■ **STATED PROBLEM**
Set down the full listing exactly, character for character.

■ **DATA FOR THE TASK**
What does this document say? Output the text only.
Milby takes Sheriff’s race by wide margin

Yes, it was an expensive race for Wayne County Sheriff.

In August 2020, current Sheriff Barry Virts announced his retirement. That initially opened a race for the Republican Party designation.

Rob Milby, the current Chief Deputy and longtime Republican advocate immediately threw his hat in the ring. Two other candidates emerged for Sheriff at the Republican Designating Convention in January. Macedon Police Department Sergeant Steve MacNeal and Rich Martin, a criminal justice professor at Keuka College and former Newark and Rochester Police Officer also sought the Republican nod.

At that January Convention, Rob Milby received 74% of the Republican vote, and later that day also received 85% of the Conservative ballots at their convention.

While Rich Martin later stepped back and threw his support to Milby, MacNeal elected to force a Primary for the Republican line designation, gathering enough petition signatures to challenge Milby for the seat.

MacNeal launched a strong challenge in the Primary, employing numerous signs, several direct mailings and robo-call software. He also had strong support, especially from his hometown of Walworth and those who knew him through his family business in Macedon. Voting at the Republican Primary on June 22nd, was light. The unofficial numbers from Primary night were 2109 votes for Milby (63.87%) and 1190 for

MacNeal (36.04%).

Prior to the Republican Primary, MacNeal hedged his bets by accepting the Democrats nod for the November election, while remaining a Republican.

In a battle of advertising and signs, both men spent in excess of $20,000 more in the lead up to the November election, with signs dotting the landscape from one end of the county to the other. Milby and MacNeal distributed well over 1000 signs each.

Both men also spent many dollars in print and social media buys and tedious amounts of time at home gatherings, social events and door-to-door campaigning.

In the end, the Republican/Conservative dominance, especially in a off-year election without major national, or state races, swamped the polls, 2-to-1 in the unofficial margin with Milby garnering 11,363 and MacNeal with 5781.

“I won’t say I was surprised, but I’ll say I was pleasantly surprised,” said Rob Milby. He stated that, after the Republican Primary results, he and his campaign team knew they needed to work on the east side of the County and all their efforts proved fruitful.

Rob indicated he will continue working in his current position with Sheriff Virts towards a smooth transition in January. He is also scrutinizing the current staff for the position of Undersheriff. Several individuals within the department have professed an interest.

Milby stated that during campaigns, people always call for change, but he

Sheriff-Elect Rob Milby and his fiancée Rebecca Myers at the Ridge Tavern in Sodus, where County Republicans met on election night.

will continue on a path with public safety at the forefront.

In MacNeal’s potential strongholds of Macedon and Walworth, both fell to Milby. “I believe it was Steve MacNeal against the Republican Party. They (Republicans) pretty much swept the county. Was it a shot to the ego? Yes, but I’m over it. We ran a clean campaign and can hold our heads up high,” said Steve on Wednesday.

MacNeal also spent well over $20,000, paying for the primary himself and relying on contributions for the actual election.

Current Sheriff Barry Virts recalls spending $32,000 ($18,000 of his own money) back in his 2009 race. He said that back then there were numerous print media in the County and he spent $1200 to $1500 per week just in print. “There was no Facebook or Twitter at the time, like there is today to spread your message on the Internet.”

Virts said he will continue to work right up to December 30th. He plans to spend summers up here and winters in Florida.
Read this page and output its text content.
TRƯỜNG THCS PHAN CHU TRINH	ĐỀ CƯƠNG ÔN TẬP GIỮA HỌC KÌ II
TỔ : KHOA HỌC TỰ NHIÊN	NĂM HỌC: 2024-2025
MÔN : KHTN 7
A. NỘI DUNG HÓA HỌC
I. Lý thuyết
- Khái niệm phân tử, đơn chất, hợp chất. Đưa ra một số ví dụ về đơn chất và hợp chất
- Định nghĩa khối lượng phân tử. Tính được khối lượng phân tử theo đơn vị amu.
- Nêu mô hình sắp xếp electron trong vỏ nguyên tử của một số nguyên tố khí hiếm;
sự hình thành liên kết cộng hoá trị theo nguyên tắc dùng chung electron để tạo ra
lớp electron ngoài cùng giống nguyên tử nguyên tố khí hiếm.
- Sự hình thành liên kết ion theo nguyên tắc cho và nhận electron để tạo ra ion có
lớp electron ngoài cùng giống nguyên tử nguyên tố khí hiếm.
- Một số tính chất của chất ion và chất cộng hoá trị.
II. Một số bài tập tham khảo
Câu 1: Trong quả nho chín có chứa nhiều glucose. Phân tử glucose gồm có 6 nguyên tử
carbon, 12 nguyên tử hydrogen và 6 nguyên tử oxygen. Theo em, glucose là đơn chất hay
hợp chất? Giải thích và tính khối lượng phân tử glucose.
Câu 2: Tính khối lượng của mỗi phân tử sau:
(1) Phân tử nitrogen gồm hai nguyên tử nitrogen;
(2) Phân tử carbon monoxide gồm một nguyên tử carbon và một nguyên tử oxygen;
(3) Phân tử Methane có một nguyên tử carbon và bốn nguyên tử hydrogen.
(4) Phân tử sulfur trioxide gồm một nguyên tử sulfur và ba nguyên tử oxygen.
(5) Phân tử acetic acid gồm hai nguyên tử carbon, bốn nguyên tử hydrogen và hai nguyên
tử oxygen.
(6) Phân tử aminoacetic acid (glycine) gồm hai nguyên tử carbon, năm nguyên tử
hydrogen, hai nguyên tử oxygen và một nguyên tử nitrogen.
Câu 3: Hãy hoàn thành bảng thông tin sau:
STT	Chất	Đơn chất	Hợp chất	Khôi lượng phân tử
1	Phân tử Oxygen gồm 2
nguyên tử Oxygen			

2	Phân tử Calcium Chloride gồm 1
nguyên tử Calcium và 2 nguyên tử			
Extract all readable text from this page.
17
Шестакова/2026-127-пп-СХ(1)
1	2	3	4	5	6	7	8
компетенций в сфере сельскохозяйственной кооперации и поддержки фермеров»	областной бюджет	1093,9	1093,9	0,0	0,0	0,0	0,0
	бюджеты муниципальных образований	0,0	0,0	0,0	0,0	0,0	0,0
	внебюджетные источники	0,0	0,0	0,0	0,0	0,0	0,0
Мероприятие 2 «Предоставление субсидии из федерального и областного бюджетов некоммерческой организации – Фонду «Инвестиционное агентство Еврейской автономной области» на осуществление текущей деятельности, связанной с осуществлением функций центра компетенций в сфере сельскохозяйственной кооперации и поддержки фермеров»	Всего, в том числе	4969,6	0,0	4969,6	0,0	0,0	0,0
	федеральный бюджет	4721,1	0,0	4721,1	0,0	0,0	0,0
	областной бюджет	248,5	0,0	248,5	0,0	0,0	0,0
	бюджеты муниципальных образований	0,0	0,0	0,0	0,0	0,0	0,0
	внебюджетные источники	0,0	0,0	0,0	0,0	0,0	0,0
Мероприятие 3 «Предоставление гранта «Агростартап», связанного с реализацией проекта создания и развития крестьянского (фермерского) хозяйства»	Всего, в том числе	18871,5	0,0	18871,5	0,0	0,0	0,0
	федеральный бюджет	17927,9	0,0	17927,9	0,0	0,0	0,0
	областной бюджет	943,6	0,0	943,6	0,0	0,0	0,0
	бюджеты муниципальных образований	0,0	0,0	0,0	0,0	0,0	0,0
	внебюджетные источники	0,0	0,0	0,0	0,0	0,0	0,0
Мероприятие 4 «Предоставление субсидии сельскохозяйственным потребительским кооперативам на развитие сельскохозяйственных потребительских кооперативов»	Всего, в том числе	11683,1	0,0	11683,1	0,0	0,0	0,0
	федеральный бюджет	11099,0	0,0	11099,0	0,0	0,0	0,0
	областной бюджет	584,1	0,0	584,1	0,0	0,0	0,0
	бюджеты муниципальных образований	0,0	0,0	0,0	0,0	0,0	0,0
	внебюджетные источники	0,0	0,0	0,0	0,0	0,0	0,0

■ **TASK RESULT**
What does this document say? Output the text only.
Milby takes Sheriff’s race by wide margin

Yes, it was an expensive race for Wayne County Sheriff.

In August 2020, current Sheriff Barry Virts announced his retirement. That initially opened a race for the Republican Party designation.

Rob Milby, the current Chief Deputy and longtime Republican advocate immediately threw his hat in the ring. Two other candidates emerged for Sheriff at the Republican Designating Convention in January. Macedon Police Department Sergeant Steve MacNeal and Rich Martin, a criminal justice professor at Keuka College and former Newark and Rochester Police Officer also sought the Republican nod.

At that January Convention, Rob Milby received 74% of the Republican vote, and later that day also received 85% of the Conservative ballots at their convention.

While Rich Martin later stepped back and threw his support to Milby, MacNeal elected to force a Primary for the Republican line designation, gathering enough petition signatures to challenge Milby for the seat.

MacNeal launched a strong challenge in the Primary, employing numerous signs, several direct mailings and robo-call software. He also had strong support, especially from his hometown of Walworth and those who knew him through his family business in Macedon. Voting at the Republican Primary on June 22nd, was light. The unofficial numbers from Primary night were 2109 votes for Milby (63.87%) and 1190 for

MacNeal (36.04%).

Prior to the Republican Primary, MacNeal hedged his bets by accepting the Democrats nod for the November election, while remaining a Republican.

In a battle of advertising and signs, both men spent in excess of $20,000 more in the lead up to the November election, with signs dotting the landscape from one end of the county to the other. Milby and MacNeal distributed well over 1000 signs each.

Both men also spent many dollars in print and social media buys and tedious amounts of time at home gatherings, social events and door-to-door campaigning.

In the end, the Republican/Conservative dominance, especially in a off-year election without major national, or state races, swamped the polls, 2-to-1 in the unofficial margin with Milby garnering 11,363 and MacNeal with 5781.

“I won’t say I was surprised, but I’ll say I was pleasantly surprised,” said Rob Milby. He stated that, after the Republican Primary results, he and his campaign team knew they needed to work on the east side of the County and all their efforts proved fruitful.

Rob indicated he will continue working in his current position with Sheriff Virts towards a smooth transition in January. He is also scrutinizing the current staff for the position of Undersheriff. Several individuals within the department have professed an interest.

Milby stated that during campaigns, people always call for change, but he

Sheriff-Elect Rob Milby and his fiancée Rebecca Myers at the Ridge Tavern in Sodus, where County Republicans met on election night.

will continue on a path with public safety at the forefront.

In MacNeal’s potential strongholds of Macedon and Walworth, both fell to Milby. “I believe it was Steve MacNeal against the Republican Party. They (Republicans) pretty much swept the county. Was it a shot to the ego? Yes, but I’m over it. We ran a clean campaign and can hold our heads up high,” said Steve on Wednesday.

MacNeal also spent well over $20,000, paying for the primary himself and relying on contributions for the actual election.

Current Sheriff Barry Virts recalls spending $32,000 ($18,000 of his own money) back in his 2009 race. He said that back then there were numerous print media in the County and he spent $1200 to $1500 per week just in print. “There was no Facebook or Twitter at the time, like there is today to spread your message on the Internet.”

Virts said he will continue to work right up to December 30th. He plans to spend summers up here and winters in Florida.
Read this page and output its text content.
TRƯỜNG THCS PHAN CHU TRINH	ĐỀ CƯƠNG ÔN TẬP GIỮA HỌC KÌ II
TỔ : KHOA HỌC TỰ NHIÊN	NĂM HỌC: 2024-2025
MÔN : KHTN 7
A. NỘI DUNG HÓA HỌC
I. Lý thuyết
- Khái niệm phân tử, đơn chất, hợp chất. Đưa ra một số ví dụ về đơn chất và hợp chất
- Định nghĩa khối lượng phân tử. Tính được khối lượng phân tử theo đơn vị amu.
- Nêu mô hình sắp xếp electron trong vỏ nguyên tử của một số nguyên tố khí hiếm;
sự hình thành liên kết cộng hoá trị theo nguyên tắc dùng chung electron để tạo ra
lớp electron ngoài cùng giống nguyên tử nguyên tố khí hiếm.
- Sự hình thành liên kết ion theo nguyên tắc cho và nhận electron để tạo ra ion có
lớp electron ngoài cùng giống nguyên tử nguyên tố khí hiếm.
- Một số tính chất của chất ion và chất cộng hoá trị.
II. Một số bài tập tham khảo
Câu 1: Trong quả nho chín có chứa nhiều glucose. Phân tử glucose gồm có 6 nguyên tử
carbon, 12 nguyên tử hydrogen và 6 nguyên tử oxygen. Theo em, glucose là đơn chất hay
hợp chất? Giải thích và tính khối lượng phân tử glucose.
Câu 2: Tính khối lượng của mỗi phân tử sau:
(1) Phân tử nitrogen gồm hai nguyên tử nitrogen;
(2) Phân tử carbon monoxide gồm một nguyên tử carbon và một nguyên tử oxygen;
(3) Phân tử Methane có một nguyên tử carbon và bốn nguyên tử hydrogen.
(4) Phân tử sulfur trioxide gồm một nguyên tử sulfur và ba nguyên tử oxygen.
(5) Phân tử acetic acid gồm hai nguyên tử carbon, bốn nguyên tử hydrogen và hai nguyên
tử oxygen.
(6) Phân tử aminoacetic acid (glycine) gồm hai nguyên tử carbon, năm nguyên tử
hydrogen, hai nguyên tử oxygen và một nguyên tử nitrogen.
Câu 3: Hãy hoàn thành bảng thông tin sau:
STT	Chất	Đơn chất	Hợp chất	Khôi lượng phân tử
1	Phân tử Oxygen gồm 2
nguyên tử Oxygen			

2	Phân tử Calcium Chloride gồm 1
nguyên tử Calcium và 2 nguyên tử			
Extract all readable text from this page.
17
Шестакова/2026-127-пп-СХ(1)
1	2	3	4	5	6	7	8
компетенций в сфере сельскохозяйственной кооперации и поддержки фермеров»	областной бюджет	1093,9	1093,9	0,0	0,0	0,0	0,0
	бюджеты муниципальных образований	0,0	0,0	0,0	0,0	0,0	0,0
	внебюджетные источники	0,0	0,0	0,0	0,0	0,0	0,0
Мероприятие 2 «Предоставление субсидии из федерального и областного бюджетов некоммерческой организации – Фонду «Инвестиционное агентство Еврейской автономной области» на осуществление текущей деятельности, связанной с осуществлением функций центра компетенций в сфере сельскохозяйственной кооперации и поддержки фермеров»	Всего, в том числе	4969,6	0,0	4969,6	0,0	0,0	0,0
	федеральный бюджет	4721,1	0,0	4721,1	0,0	0,0	0,0
	областной бюджет	248,5	0,0	248,5	0,0	0,0	0,0
	бюджеты муниципальных образований	0,0	0,0	0,0	0,0	0,0	0,0
	внебюджетные источники	0,0	0,0	0,0	0,0	0,0	0,0
Мероприятие 3 «Предоставление гранта «Агростартап», связанного с реализацией проекта создания и развития крестьянского (фермерского) хозяйства»	Всего, в том числе	18871,5	0,0	18871,5	0,0	0,0	0,0
	федеральный бюджет	17927,9	0,0	17927,9	0,0	0,0	0,0
	областной бюджет	943,6	0,0	943,6	0,0	0,0	0,0
	бюджеты муниципальных образований	0,0	0,0	0,0	0,0	0,0	0,0
	внебюджетные источники	0,0	0,0	0,0	0,0	0,0	0,0
Мероприятие 4 «Предоставление субсидии сельскохозяйственным потребительским кооперативам на развитие сельскохозяйственных потребительских кооперативов»	Всего, в том числе	11683,1	0,0	11683,1	0,0	0,0	0,0
	федеральный бюджет	11099,0	0,0	11099,0	0,0	0,0	0,0
	областной бюджет	584,1	0,0	584,1	0,0	0,0	0,0
	бюджеты муниципальных образований	0,0	0,0	0,0	0,0	0,0	0,0
	внебюджетные источники	0,0	0,0	0,0	0,0	0,0	0,0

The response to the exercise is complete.